[Stored records]
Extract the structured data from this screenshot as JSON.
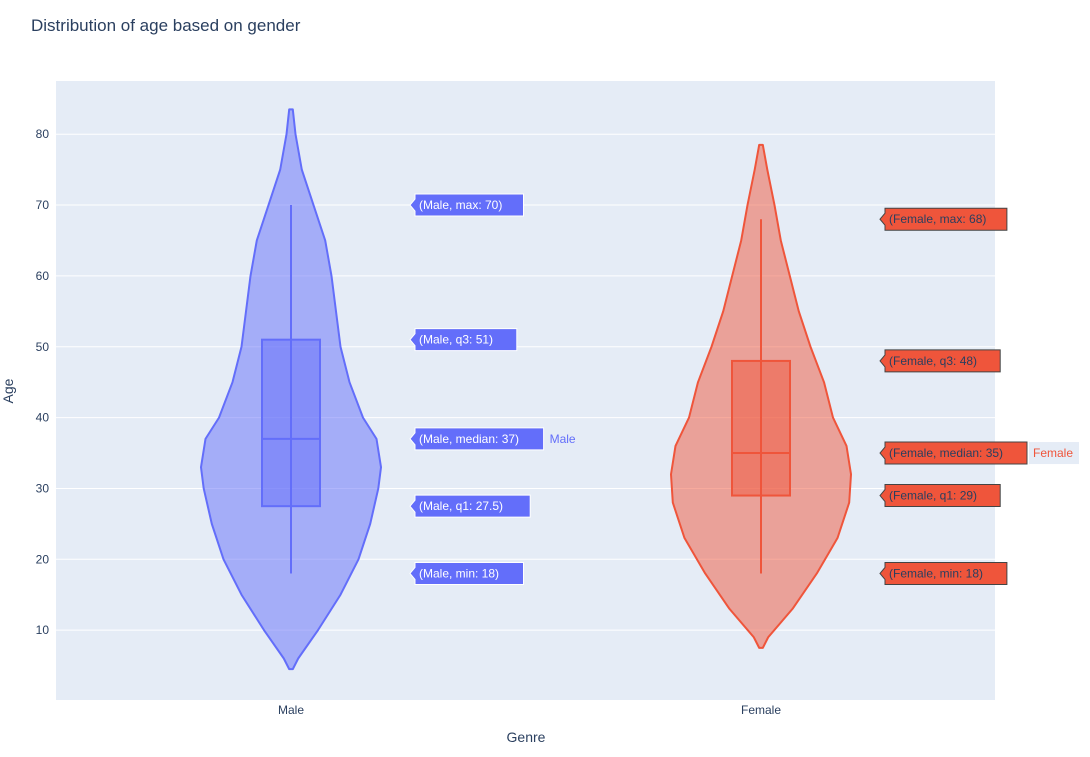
{
  "chart_data": {
    "type": "violin",
    "title": "Distribution of age based on gender",
    "xlabel": "Genre",
    "ylabel": "Age",
    "ylim": [
      0,
      89
    ],
    "yticks": [
      10,
      20,
      30,
      40,
      50,
      60,
      70,
      80
    ],
    "categories": [
      "Male",
      "Female"
    ],
    "grid": true,
    "series": [
      {
        "name": "Male",
        "color": "#636efa",
        "stats": {
          "min": 18,
          "q1": 27.5,
          "median": 37,
          "q3": 51,
          "max": 70
        },
        "kde_extent": [
          4.5,
          83.5
        ],
        "hover_labels": [
          "(Male, max: 70)",
          "(Male, q3: 51)",
          "(Male, median: 37)",
          "(Male, q1: 27.5)",
          "(Male, min: 18)"
        ],
        "label": "Male"
      },
      {
        "name": "Female",
        "color": "#ef553b",
        "stats": {
          "min": 18,
          "q1": 29,
          "median": 35,
          "q3": 48,
          "max": 68
        },
        "kde_extent": [
          7.5,
          78.5
        ],
        "hover_labels": [
          "(Female, max: 68)",
          "(Female, q3: 48)",
          "(Female, median: 35)",
          "(Female, q1: 29)",
          "(Female, min: 18)"
        ],
        "label": "Female"
      }
    ]
  }
}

» Your objective: Output all the records, word for word, with no pictures in the copy.

» Answer to the task:
Extract the structured data from this screenshot as JSON.
{
  "chart_data": {
    "type": "violin",
    "title": "Distribution of age based on gender",
    "xlabel": "Genre",
    "ylabel": "Age",
    "ylim": [
      0,
      89
    ],
    "yticks": [
      10,
      20,
      30,
      40,
      50,
      60,
      70,
      80
    ],
    "categories": [
      "Male",
      "Female"
    ],
    "grid": true,
    "series": [
      {
        "name": "Male",
        "color": "#636efa",
        "stats": {
          "min": 18,
          "q1": 27.5,
          "median": 37,
          "q3": 51,
          "max": 70
        },
        "kde_extent": [
          4.5,
          83.5
        ],
        "hover_labels": [
          "(Male, max: 70)",
          "(Male, q3: 51)",
          "(Male, median: 37)",
          "(Male, q1: 27.5)",
          "(Male, min: 18)"
        ],
        "label": "Male"
      },
      {
        "name": "Female",
        "color": "#ef553b",
        "stats": {
          "min": 18,
          "q1": 29,
          "median": 35,
          "q3": 48,
          "max": 68
        },
        "kde_extent": [
          7.5,
          78.5
        ],
        "hover_labels": [
          "(Female, max: 68)",
          "(Female, q3: 48)",
          "(Female, median: 35)",
          "(Female, q1: 29)",
          "(Female, min: 18)"
        ],
        "label": "Female"
      }
    ]
  }
}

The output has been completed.